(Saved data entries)
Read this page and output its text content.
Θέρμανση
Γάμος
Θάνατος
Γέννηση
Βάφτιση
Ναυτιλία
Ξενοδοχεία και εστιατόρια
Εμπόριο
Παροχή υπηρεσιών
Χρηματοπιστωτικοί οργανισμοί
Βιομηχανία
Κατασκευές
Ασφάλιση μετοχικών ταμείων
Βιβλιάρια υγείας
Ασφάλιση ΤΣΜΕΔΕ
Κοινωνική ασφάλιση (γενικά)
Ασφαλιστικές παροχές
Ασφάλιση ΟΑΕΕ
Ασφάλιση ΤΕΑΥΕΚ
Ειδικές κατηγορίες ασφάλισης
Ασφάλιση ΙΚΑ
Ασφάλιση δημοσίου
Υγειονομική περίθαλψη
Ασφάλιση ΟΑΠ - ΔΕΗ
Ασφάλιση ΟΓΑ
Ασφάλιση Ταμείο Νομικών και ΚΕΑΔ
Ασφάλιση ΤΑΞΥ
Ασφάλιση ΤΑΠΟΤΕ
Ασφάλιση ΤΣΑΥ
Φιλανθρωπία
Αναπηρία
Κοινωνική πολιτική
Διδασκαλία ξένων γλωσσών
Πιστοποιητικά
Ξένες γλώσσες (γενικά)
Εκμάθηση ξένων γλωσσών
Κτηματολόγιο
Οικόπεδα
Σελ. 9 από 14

## STATED PROBLEM
Provide the number of lines containing the string "γλωσσών", with no other output.

## EXPECTED ANSWER
2